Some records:

>> BEGIN

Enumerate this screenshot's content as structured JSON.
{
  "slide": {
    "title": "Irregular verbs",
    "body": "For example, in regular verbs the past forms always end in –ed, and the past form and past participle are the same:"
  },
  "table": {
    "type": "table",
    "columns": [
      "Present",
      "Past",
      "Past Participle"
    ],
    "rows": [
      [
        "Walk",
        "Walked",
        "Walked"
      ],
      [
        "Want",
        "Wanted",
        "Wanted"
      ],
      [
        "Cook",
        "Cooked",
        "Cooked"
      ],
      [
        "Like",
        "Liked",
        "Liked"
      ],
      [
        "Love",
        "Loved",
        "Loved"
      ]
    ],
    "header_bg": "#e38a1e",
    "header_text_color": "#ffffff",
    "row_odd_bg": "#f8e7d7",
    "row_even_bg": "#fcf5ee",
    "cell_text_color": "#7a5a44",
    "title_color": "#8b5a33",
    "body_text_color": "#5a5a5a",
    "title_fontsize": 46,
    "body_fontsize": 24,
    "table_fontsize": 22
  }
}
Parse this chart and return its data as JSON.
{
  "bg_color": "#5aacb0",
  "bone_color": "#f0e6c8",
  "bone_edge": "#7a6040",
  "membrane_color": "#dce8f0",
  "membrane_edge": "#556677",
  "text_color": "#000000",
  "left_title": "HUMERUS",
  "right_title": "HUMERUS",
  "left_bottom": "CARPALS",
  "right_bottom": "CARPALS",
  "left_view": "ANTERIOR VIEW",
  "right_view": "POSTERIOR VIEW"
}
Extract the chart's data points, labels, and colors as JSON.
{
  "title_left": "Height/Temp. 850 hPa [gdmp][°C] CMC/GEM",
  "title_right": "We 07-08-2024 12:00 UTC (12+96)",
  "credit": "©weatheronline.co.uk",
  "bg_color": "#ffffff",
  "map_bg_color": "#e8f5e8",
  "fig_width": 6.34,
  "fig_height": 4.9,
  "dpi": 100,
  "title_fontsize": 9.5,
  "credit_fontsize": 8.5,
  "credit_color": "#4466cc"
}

>> END

Task requirements:
Of the lines in the data above, how many contain the word "JSON"? Give only that figure.

Response:
3